DATA ROWS:

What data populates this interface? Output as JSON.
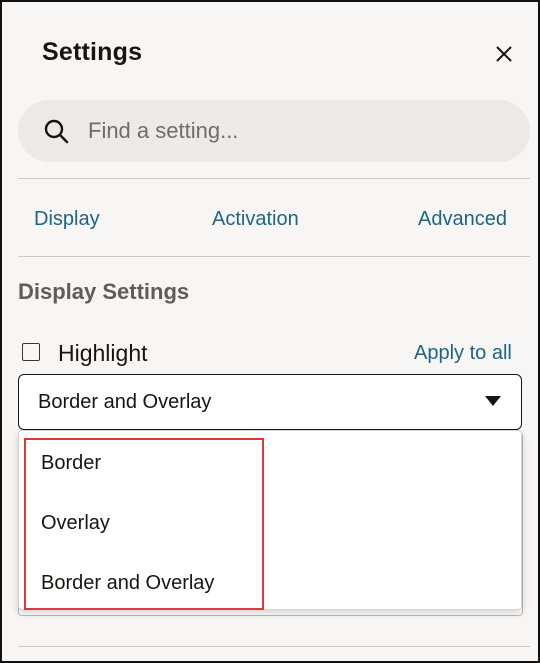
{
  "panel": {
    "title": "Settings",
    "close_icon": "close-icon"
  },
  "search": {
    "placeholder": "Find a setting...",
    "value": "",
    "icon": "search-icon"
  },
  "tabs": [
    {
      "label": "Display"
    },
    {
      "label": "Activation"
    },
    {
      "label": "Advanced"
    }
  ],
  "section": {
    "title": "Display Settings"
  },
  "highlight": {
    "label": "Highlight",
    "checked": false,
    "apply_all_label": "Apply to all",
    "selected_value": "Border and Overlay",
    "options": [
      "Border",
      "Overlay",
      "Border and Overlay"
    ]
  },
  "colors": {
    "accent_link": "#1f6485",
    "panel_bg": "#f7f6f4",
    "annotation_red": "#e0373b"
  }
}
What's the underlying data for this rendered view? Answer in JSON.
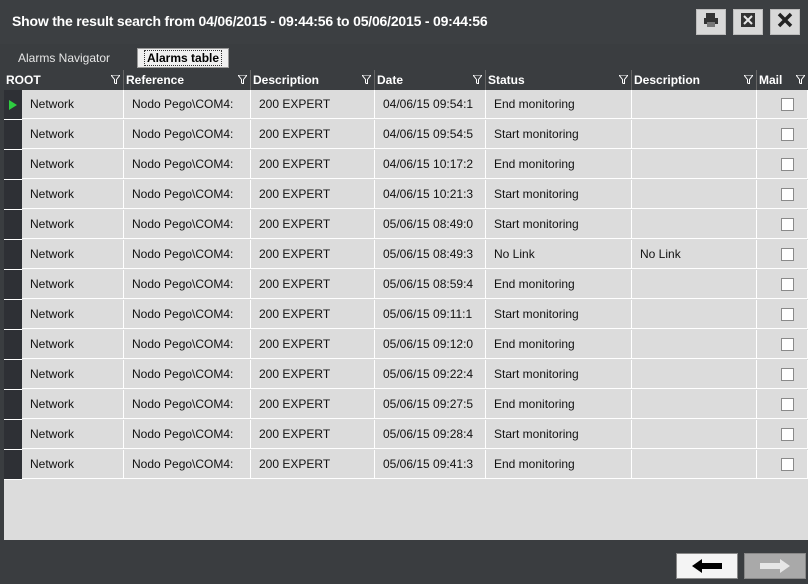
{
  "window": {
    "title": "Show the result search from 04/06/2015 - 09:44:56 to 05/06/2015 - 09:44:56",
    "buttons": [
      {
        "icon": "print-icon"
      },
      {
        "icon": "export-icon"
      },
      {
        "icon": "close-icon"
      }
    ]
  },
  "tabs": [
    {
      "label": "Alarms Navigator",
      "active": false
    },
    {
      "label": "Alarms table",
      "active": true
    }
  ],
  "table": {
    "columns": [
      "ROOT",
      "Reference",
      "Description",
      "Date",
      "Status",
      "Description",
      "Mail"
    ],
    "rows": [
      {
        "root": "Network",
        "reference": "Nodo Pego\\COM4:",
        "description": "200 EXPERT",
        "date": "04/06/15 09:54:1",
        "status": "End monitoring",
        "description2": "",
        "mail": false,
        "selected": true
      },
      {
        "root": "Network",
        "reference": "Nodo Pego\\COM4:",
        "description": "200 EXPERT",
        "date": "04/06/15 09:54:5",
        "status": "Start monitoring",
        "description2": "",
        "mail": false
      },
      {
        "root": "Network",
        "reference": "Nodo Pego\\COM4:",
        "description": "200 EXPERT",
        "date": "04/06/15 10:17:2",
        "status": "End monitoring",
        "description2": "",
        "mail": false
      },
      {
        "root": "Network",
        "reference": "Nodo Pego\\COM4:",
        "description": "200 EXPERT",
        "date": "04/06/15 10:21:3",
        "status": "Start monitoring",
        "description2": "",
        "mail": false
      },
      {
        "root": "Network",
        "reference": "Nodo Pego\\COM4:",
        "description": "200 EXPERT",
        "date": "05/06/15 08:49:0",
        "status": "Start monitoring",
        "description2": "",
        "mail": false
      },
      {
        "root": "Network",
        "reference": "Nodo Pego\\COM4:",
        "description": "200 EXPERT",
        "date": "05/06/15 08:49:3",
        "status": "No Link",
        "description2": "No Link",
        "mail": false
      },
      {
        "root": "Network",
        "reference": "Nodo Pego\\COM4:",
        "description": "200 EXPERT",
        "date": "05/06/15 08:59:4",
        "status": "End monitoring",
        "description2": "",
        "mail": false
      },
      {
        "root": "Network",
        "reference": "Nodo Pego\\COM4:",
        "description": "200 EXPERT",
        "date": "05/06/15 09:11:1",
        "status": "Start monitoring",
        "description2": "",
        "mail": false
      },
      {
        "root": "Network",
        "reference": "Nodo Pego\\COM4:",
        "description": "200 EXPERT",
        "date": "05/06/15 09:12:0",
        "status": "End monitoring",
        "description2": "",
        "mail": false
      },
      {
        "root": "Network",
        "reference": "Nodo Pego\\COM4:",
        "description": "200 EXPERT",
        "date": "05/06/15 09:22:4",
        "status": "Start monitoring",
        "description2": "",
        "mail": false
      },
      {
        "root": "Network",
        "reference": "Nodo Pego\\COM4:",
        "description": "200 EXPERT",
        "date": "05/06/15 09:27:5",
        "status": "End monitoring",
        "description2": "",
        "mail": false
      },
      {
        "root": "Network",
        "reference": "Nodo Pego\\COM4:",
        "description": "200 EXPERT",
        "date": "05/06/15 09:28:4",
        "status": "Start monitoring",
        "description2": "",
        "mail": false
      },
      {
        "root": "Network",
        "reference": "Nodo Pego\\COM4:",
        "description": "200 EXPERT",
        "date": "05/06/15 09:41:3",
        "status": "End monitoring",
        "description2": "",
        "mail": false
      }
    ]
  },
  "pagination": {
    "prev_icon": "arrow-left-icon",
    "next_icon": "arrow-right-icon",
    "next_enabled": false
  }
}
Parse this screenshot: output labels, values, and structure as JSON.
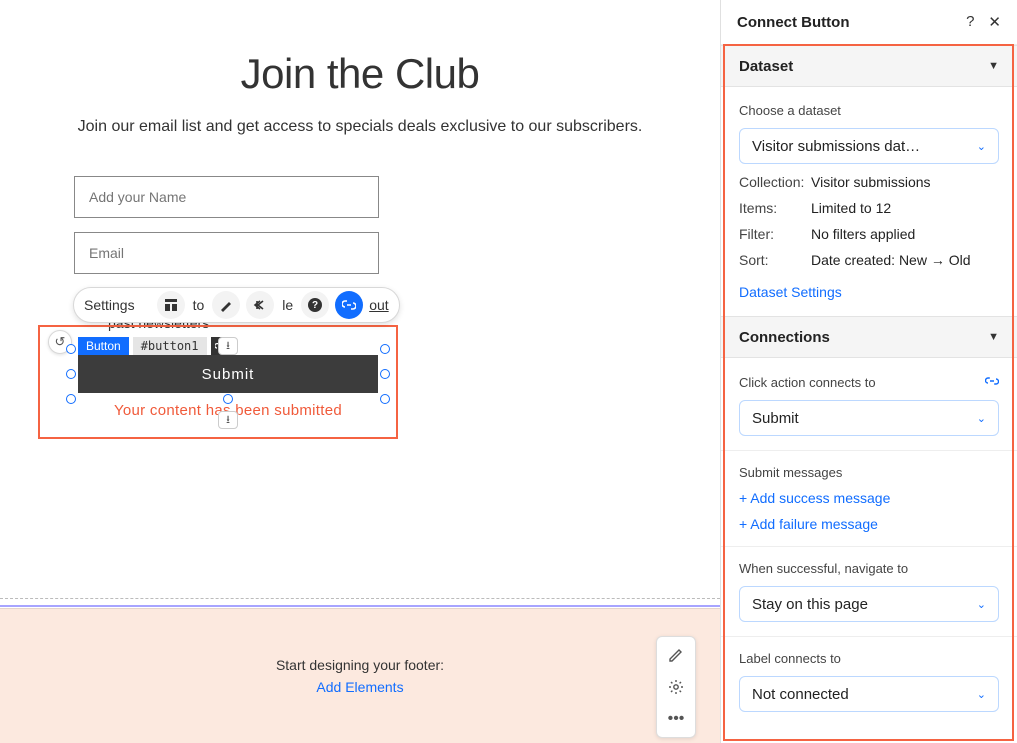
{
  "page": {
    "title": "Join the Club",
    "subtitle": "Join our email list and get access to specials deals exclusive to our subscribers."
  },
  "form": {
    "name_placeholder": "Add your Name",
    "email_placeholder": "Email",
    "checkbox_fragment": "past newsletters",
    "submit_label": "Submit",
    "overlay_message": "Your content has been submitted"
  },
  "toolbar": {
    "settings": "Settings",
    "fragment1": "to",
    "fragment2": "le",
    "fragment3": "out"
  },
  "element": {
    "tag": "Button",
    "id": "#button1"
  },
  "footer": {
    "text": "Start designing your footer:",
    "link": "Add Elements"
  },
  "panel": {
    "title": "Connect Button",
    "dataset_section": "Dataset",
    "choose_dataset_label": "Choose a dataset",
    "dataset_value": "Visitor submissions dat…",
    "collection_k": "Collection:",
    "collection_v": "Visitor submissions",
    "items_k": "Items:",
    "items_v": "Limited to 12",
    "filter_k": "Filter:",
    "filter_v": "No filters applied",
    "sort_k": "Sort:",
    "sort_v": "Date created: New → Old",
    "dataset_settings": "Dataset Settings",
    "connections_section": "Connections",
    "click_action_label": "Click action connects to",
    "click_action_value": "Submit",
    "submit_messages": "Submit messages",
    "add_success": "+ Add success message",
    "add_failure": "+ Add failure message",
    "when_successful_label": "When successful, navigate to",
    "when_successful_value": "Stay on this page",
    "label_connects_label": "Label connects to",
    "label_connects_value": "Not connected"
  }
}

TASK STATEMENT: Copy out each line word for word, please, skipping the images.

SOLUTION:
What data populates this interface? Output as JSON.
{
  "panel": {
    "title": "Settings",
    "close_icon": "close-icon"
  },
  "search": {
    "placeholder": "Find a setting...",
    "value": "",
    "icon": "search-icon"
  },
  "tabs": [
    {
      "label": "Display"
    },
    {
      "label": "Activation"
    },
    {
      "label": "Advanced"
    }
  ],
  "section": {
    "title": "Display Settings"
  },
  "highlight": {
    "label": "Highlight",
    "checked": false,
    "apply_all_label": "Apply to all",
    "selected_value": "Border and Overlay",
    "options": [
      "Border",
      "Overlay",
      "Border and Overlay"
    ]
  },
  "colors": {
    "accent_link": "#1f6485",
    "panel_bg": "#f7f6f4",
    "annotation_red": "#e0373b"
  }
}
What's the underlying data for this rendered view? Answer in JSON.
{
  "window": {
    "title": "Show the result search from 04/06/2015 - 09:44:56 to 05/06/2015 - 09:44:56",
    "buttons": [
      {
        "icon": "print-icon"
      },
      {
        "icon": "export-icon"
      },
      {
        "icon": "close-icon"
      }
    ]
  },
  "tabs": [
    {
      "label": "Alarms Navigator",
      "active": false
    },
    {
      "label": "Alarms table",
      "active": true
    }
  ],
  "table": {
    "columns": [
      "ROOT",
      "Reference",
      "Description",
      "Date",
      "Status",
      "Description",
      "Mail"
    ],
    "rows": [
      {
        "root": "Network",
        "reference": "Nodo Pego\\COM4:",
        "description": "200 EXPERT",
        "date": "04/06/15 09:54:1",
        "status": "End monitoring",
        "description2": "",
        "mail": false,
        "selected": true
      },
      {
        "root": "Network",
        "reference": "Nodo Pego\\COM4:",
        "description": "200 EXPERT",
        "date": "04/06/15 09:54:5",
        "status": "Start monitoring",
        "description2": "",
        "mail": false
      },
      {
        "root": "Network",
        "reference": "Nodo Pego\\COM4:",
        "description": "200 EXPERT",
        "date": "04/06/15 10:17:2",
        "status": "End monitoring",
        "description2": "",
        "mail": false
      },
      {
        "root": "Network",
        "reference": "Nodo Pego\\COM4:",
        "description": "200 EXPERT",
        "date": "04/06/15 10:21:3",
        "status": "Start monitoring",
        "description2": "",
        "mail": false
      },
      {
        "root": "Network",
        "reference": "Nodo Pego\\COM4:",
        "description": "200 EXPERT",
        "date": "05/06/15 08:49:0",
        "status": "Start monitoring",
        "description2": "",
        "mail": false
      },
      {
        "root": "Network",
        "reference": "Nodo Pego\\COM4:",
        "description": "200 EXPERT",
        "date": "05/06/15 08:49:3",
        "status": "No Link",
        "description2": "No Link",
        "mail": false
      },
      {
        "root": "Network",
        "reference": "Nodo Pego\\COM4:",
        "description": "200 EXPERT",
        "date": "05/06/15 08:59:4",
        "status": "End monitoring",
        "description2": "",
        "mail": false
      },
      {
        "root": "Network",
        "reference": "Nodo Pego\\COM4:",
        "description": "200 EXPERT",
        "date": "05/06/15 09:11:1",
        "status": "Start monitoring",
        "description2": "",
        "mail": false
      },
      {
        "root": "Network",
        "reference": "Nodo Pego\\COM4:",
        "description": "200 EXPERT",
        "date": "05/06/15 09:12:0",
        "status": "End monitoring",
        "description2": "",
        "mail": false
      },
      {
        "root": "Network",
        "reference": "Nodo Pego\\COM4:",
        "description": "200 EXPERT",
        "date": "05/06/15 09:22:4",
        "status": "Start monitoring",
        "description2": "",
        "mail": false
      },
      {
        "root": "Network",
        "reference": "Nodo Pego\\COM4:",
        "description": "200 EXPERT",
        "date": "05/06/15 09:27:5",
        "status": "End monitoring",
        "description2": "",
        "mail": false
      },
      {
        "root": "Network",
        "reference": "Nodo Pego\\COM4:",
        "description": "200 EXPERT",
        "date": "05/06/15 09:28:4",
        "status": "Start monitoring",
        "description2": "",
        "mail": false
      },
      {
        "root": "Network",
        "reference": "Nodo Pego\\COM4:",
        "description": "200 EXPERT",
        "date": "05/06/15 09:41:3",
        "status": "End monitoring",
        "description2": "",
        "mail": false
      }
    ]
  },
  "pagination": {
    "prev_icon": "arrow-left-icon",
    "next_icon": "arrow-right-icon",
    "next_enabled": false
  }
}
Parse this screenshot: output labels, values, and structure as JSON.
{
  "page": {
    "title": "Join the Club",
    "subtitle": "Join our email list and get access to specials deals exclusive to our subscribers."
  },
  "form": {
    "name_placeholder": "Add your Name",
    "email_placeholder": "Email",
    "checkbox_fragment": "past newsletters",
    "submit_label": "Submit",
    "overlay_message": "Your content has been submitted"
  },
  "toolbar": {
    "settings": "Settings",
    "fragment1": "to",
    "fragment2": "le",
    "fragment3": "out"
  },
  "element": {
    "tag": "Button",
    "id": "#button1"
  },
  "footer": {
    "text": "Start designing your footer:",
    "link": "Add Elements"
  },
  "panel": {
    "title": "Connect Button",
    "dataset_section": "Dataset",
    "choose_dataset_label": "Choose a dataset",
    "dataset_value": "Visitor submissions dat…",
    "collection_k": "Collection:",
    "collection_v": "Visitor submissions",
    "items_k": "Items:",
    "items_v": "Limited to 12",
    "filter_k": "Filter:",
    "filter_v": "No filters applied",
    "sort_k": "Sort:",
    "sort_v": "Date created: New → Old",
    "dataset_settings": "Dataset Settings",
    "connections_section": "Connections",
    "click_action_label": "Click action connects to",
    "click_action_value": "Submit",
    "submit_messages": "Submit messages",
    "add_success": "+ Add success message",
    "add_failure": "+ Add failure message",
    "when_successful_label": "When successful, navigate to",
    "when_successful_value": "Stay on this page",
    "label_connects_label": "Label connects to",
    "label_connects_value": "Not connected"
  }
}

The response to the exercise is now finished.